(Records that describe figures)
▬▬▬

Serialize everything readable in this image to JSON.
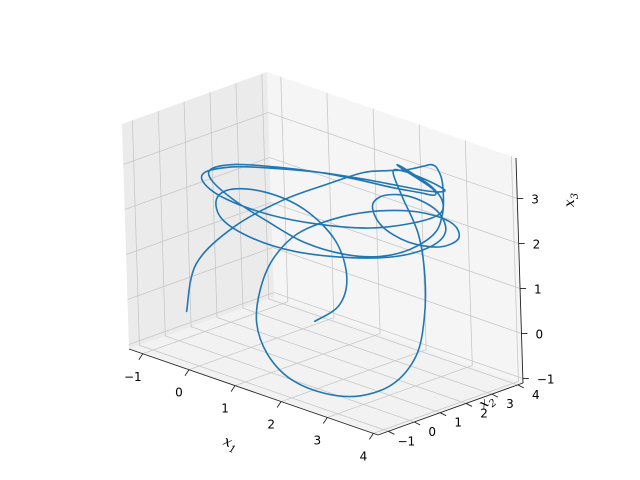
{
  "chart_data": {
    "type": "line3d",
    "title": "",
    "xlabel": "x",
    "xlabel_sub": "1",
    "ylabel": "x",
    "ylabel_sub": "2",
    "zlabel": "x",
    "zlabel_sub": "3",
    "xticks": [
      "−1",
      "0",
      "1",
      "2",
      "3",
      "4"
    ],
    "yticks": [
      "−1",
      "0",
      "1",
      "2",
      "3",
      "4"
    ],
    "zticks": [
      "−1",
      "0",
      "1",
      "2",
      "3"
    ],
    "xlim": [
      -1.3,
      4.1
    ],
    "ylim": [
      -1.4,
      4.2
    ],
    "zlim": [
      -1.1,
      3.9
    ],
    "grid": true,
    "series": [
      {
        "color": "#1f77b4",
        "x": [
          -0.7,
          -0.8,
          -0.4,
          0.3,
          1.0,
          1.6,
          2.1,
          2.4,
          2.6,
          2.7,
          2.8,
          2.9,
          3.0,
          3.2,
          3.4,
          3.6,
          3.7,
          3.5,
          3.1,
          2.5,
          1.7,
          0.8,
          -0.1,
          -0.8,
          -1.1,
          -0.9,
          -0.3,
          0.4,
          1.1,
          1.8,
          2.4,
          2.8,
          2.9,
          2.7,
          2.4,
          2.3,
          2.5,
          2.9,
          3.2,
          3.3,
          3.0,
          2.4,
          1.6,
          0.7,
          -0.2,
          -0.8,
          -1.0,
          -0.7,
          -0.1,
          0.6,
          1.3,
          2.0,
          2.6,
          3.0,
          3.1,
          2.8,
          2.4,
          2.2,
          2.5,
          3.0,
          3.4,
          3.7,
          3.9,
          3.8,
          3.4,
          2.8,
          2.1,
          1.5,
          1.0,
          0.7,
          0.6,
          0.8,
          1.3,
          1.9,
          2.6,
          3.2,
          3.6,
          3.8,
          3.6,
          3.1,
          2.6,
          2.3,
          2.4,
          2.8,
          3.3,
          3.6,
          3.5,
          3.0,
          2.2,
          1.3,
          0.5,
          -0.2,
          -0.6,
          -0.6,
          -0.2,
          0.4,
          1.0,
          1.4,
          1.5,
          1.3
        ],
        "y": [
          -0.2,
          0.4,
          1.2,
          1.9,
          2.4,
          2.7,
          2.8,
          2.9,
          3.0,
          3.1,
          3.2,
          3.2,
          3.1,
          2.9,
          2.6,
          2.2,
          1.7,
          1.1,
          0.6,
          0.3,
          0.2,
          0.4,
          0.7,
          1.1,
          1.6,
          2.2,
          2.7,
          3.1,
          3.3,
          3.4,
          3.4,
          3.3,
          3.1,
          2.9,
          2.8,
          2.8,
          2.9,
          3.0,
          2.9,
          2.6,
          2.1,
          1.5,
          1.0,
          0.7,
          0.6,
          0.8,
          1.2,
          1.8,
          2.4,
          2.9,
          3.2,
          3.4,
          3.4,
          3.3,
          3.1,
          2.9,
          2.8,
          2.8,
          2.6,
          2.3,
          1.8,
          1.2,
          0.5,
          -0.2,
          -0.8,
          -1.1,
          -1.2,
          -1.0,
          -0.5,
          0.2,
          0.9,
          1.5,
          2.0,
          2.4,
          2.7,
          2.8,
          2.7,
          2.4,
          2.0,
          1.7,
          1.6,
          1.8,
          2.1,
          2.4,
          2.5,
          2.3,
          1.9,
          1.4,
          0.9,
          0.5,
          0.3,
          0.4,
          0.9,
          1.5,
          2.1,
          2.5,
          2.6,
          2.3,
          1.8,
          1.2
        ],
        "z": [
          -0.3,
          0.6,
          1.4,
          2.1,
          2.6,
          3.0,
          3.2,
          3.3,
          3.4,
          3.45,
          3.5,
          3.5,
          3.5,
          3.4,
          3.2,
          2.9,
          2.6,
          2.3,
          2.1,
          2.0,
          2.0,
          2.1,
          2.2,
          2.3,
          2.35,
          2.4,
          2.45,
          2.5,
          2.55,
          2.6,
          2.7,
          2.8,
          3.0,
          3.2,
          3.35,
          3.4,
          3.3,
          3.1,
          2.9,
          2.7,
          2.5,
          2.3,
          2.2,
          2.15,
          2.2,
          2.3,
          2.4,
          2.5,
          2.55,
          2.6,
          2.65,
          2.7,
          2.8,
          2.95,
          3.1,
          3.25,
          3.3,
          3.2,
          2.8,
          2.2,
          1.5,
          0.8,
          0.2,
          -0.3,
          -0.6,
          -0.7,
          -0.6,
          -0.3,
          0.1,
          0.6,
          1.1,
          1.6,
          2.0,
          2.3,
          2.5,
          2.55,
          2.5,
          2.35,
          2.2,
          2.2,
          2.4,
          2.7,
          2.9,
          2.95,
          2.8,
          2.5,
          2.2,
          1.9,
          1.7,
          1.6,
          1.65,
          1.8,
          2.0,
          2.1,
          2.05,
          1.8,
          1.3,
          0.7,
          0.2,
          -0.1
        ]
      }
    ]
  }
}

▬▬▬

(DIRECTIVE):
Reproduce the entries above without change, omitting all pictures.

(ANSWER TO THIS PROBLEM):
Serialize everything readable in this image to JSON.
{
  "chart_data": {
    "type": "line3d",
    "title": "",
    "xlabel": "x",
    "xlabel_sub": "1",
    "ylabel": "x",
    "ylabel_sub": "2",
    "zlabel": "x",
    "zlabel_sub": "3",
    "xticks": [
      "−1",
      "0",
      "1",
      "2",
      "3",
      "4"
    ],
    "yticks": [
      "−1",
      "0",
      "1",
      "2",
      "3",
      "4"
    ],
    "zticks": [
      "−1",
      "0",
      "1",
      "2",
      "3"
    ],
    "xlim": [
      -1.3,
      4.1
    ],
    "ylim": [
      -1.4,
      4.2
    ],
    "zlim": [
      -1.1,
      3.9
    ],
    "grid": true,
    "series": [
      {
        "color": "#1f77b4",
        "x": [
          -0.7,
          -0.8,
          -0.4,
          0.3,
          1.0,
          1.6,
          2.1,
          2.4,
          2.6,
          2.7,
          2.8,
          2.9,
          3.0,
          3.2,
          3.4,
          3.6,
          3.7,
          3.5,
          3.1,
          2.5,
          1.7,
          0.8,
          -0.1,
          -0.8,
          -1.1,
          -0.9,
          -0.3,
          0.4,
          1.1,
          1.8,
          2.4,
          2.8,
          2.9,
          2.7,
          2.4,
          2.3,
          2.5,
          2.9,
          3.2,
          3.3,
          3.0,
          2.4,
          1.6,
          0.7,
          -0.2,
          -0.8,
          -1.0,
          -0.7,
          -0.1,
          0.6,
          1.3,
          2.0,
          2.6,
          3.0,
          3.1,
          2.8,
          2.4,
          2.2,
          2.5,
          3.0,
          3.4,
          3.7,
          3.9,
          3.8,
          3.4,
          2.8,
          2.1,
          1.5,
          1.0,
          0.7,
          0.6,
          0.8,
          1.3,
          1.9,
          2.6,
          3.2,
          3.6,
          3.8,
          3.6,
          3.1,
          2.6,
          2.3,
          2.4,
          2.8,
          3.3,
          3.6,
          3.5,
          3.0,
          2.2,
          1.3,
          0.5,
          -0.2,
          -0.6,
          -0.6,
          -0.2,
          0.4,
          1.0,
          1.4,
          1.5,
          1.3
        ],
        "y": [
          -0.2,
          0.4,
          1.2,
          1.9,
          2.4,
          2.7,
          2.8,
          2.9,
          3.0,
          3.1,
          3.2,
          3.2,
          3.1,
          2.9,
          2.6,
          2.2,
          1.7,
          1.1,
          0.6,
          0.3,
          0.2,
          0.4,
          0.7,
          1.1,
          1.6,
          2.2,
          2.7,
          3.1,
          3.3,
          3.4,
          3.4,
          3.3,
          3.1,
          2.9,
          2.8,
          2.8,
          2.9,
          3.0,
          2.9,
          2.6,
          2.1,
          1.5,
          1.0,
          0.7,
          0.6,
          0.8,
          1.2,
          1.8,
          2.4,
          2.9,
          3.2,
          3.4,
          3.4,
          3.3,
          3.1,
          2.9,
          2.8,
          2.8,
          2.6,
          2.3,
          1.8,
          1.2,
          0.5,
          -0.2,
          -0.8,
          -1.1,
          -1.2,
          -1.0,
          -0.5,
          0.2,
          0.9,
          1.5,
          2.0,
          2.4,
          2.7,
          2.8,
          2.7,
          2.4,
          2.0,
          1.7,
          1.6,
          1.8,
          2.1,
          2.4,
          2.5,
          2.3,
          1.9,
          1.4,
          0.9,
          0.5,
          0.3,
          0.4,
          0.9,
          1.5,
          2.1,
          2.5,
          2.6,
          2.3,
          1.8,
          1.2
        ],
        "z": [
          -0.3,
          0.6,
          1.4,
          2.1,
          2.6,
          3.0,
          3.2,
          3.3,
          3.4,
          3.45,
          3.5,
          3.5,
          3.5,
          3.4,
          3.2,
          2.9,
          2.6,
          2.3,
          2.1,
          2.0,
          2.0,
          2.1,
          2.2,
          2.3,
          2.35,
          2.4,
          2.45,
          2.5,
          2.55,
          2.6,
          2.7,
          2.8,
          3.0,
          3.2,
          3.35,
          3.4,
          3.3,
          3.1,
          2.9,
          2.7,
          2.5,
          2.3,
          2.2,
          2.15,
          2.2,
          2.3,
          2.4,
          2.5,
          2.55,
          2.6,
          2.65,
          2.7,
          2.8,
          2.95,
          3.1,
          3.25,
          3.3,
          3.2,
          2.8,
          2.2,
          1.5,
          0.8,
          0.2,
          -0.3,
          -0.6,
          -0.7,
          -0.6,
          -0.3,
          0.1,
          0.6,
          1.1,
          1.6,
          2.0,
          2.3,
          2.5,
          2.55,
          2.5,
          2.35,
          2.2,
          2.2,
          2.4,
          2.7,
          2.9,
          2.95,
          2.8,
          2.5,
          2.2,
          1.9,
          1.7,
          1.6,
          1.65,
          1.8,
          2.0,
          2.1,
          2.05,
          1.8,
          1.3,
          0.7,
          0.2,
          -0.1
        ]
      }
    ]
  }
}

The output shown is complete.